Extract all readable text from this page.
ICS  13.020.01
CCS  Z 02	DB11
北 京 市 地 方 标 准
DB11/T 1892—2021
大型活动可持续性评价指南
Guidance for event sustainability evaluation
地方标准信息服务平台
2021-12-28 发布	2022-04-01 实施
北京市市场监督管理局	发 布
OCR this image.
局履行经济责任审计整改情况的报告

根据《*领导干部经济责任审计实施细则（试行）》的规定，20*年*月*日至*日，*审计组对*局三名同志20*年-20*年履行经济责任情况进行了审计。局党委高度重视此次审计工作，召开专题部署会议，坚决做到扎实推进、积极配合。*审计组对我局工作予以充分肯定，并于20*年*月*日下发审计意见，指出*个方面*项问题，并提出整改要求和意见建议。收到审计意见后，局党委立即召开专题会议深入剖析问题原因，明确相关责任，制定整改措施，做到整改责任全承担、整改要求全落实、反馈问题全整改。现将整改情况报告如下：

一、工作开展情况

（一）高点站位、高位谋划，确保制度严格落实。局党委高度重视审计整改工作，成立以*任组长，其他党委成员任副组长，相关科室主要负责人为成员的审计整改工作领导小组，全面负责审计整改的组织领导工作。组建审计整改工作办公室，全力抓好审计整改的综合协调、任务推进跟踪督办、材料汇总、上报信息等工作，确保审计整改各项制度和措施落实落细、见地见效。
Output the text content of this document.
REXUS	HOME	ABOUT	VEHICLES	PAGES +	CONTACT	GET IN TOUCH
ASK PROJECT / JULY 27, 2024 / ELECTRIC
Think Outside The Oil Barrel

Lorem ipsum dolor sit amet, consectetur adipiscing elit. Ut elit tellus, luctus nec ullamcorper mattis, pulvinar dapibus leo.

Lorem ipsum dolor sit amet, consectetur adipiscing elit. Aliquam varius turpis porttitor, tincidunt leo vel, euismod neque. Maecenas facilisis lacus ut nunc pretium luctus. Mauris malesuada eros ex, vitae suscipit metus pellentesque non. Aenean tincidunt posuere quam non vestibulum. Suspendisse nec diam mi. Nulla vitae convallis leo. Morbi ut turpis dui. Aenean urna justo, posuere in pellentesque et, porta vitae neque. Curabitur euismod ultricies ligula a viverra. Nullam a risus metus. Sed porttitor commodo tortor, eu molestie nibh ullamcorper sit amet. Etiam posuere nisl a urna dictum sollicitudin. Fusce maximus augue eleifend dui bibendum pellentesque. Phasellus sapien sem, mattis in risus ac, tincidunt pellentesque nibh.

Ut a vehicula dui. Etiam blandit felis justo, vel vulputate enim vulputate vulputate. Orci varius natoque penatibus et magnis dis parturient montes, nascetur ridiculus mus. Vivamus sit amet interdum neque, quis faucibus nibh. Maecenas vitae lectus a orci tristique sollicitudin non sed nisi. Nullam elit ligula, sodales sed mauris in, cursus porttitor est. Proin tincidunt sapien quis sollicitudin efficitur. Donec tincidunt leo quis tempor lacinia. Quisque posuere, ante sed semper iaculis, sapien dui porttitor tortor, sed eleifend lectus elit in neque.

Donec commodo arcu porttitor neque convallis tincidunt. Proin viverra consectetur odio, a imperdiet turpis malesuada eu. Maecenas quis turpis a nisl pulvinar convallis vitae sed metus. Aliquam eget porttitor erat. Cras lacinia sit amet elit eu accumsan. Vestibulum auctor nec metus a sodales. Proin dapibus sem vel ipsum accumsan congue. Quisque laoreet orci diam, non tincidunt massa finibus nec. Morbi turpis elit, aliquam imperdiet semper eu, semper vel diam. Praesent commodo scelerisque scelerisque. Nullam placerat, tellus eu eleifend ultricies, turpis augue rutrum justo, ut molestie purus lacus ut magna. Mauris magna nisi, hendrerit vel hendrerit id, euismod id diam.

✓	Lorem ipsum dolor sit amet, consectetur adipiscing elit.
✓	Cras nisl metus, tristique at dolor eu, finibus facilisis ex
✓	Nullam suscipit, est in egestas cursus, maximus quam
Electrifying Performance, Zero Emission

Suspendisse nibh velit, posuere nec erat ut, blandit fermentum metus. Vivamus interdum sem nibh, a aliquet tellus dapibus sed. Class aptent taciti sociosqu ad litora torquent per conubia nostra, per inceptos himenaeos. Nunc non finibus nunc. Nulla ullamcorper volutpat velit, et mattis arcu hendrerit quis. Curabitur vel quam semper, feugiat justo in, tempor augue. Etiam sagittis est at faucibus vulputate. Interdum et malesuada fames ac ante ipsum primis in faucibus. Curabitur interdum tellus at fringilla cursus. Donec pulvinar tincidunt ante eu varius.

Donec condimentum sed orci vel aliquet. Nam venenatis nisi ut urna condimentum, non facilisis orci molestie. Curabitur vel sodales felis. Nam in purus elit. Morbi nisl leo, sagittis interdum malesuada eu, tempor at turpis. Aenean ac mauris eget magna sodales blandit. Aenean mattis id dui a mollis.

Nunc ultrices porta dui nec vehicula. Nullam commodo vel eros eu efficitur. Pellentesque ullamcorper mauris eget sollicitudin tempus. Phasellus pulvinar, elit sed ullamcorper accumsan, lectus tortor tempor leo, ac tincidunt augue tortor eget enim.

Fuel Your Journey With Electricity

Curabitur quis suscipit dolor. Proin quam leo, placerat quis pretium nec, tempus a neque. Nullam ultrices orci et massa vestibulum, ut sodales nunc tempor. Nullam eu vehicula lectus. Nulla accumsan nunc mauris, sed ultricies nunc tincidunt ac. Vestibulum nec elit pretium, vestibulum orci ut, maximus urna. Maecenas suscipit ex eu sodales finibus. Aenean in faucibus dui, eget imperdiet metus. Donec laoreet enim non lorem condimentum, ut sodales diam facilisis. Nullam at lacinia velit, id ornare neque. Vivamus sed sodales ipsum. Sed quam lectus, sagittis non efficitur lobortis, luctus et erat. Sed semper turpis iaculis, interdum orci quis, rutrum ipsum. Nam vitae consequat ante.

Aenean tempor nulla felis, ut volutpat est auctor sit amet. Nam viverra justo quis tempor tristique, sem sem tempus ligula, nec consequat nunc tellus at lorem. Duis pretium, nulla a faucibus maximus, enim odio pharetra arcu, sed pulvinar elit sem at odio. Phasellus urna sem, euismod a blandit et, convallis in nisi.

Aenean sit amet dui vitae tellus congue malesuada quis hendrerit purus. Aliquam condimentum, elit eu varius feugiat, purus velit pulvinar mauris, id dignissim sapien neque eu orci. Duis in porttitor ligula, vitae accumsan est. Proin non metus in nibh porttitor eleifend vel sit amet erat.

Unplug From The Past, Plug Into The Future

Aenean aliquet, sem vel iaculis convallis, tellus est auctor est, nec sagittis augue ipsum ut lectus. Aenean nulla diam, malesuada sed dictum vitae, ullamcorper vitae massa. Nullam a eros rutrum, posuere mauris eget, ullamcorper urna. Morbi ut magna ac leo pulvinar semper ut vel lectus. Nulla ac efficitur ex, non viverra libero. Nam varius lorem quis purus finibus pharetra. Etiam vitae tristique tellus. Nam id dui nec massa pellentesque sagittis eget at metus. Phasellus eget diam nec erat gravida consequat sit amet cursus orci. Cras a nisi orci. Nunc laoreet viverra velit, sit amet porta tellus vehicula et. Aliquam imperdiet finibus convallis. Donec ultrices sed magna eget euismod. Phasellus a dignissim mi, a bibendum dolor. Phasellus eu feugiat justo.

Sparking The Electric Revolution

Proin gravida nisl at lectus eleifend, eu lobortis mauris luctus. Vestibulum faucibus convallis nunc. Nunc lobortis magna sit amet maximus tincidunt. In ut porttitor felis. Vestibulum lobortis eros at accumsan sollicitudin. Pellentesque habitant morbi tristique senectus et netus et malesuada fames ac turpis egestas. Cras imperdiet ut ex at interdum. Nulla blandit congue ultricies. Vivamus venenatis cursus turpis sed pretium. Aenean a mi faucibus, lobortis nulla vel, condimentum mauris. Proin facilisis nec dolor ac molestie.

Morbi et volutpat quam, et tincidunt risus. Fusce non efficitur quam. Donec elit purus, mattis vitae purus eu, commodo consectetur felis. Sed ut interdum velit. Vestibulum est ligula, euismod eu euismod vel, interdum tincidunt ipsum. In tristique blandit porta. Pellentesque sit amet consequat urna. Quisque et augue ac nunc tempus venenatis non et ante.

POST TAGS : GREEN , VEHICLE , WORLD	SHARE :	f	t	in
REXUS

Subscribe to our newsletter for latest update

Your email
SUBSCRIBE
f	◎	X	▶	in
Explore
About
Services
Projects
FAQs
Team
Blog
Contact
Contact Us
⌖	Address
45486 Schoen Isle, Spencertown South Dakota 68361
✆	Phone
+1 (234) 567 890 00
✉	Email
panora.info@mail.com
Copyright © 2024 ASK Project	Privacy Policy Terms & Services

+--

▶ [THE EXERCISE]:
All lines above with "Duis" in them should be returned.

▶ [THE RESPONSE]:
Aenean tempor nulla felis, ut volutpat est auctor sit amet. Nam viverra justo quis tempor tristique, sem sem tempus ligula, nec consequat nunc tellus at lorem. Duis pretium, nulla a faucibus maximus, enim odio pharetra arcu, sed pulvinar elit sem at odio. Phasellus urna sem, euismod a blandit et, convallis in nisi.
Aenean sit amet dui vitae tellus congue malesuada quis hendrerit purus. Aliquam condimentum, elit eu varius feugiat, purus velit pulvinar mauris, id dignissim sapien neque eu orci. Duis in porttitor ligula, vitae accumsan est. Proin non metus in nibh porttitor eleifend vel sit amet erat.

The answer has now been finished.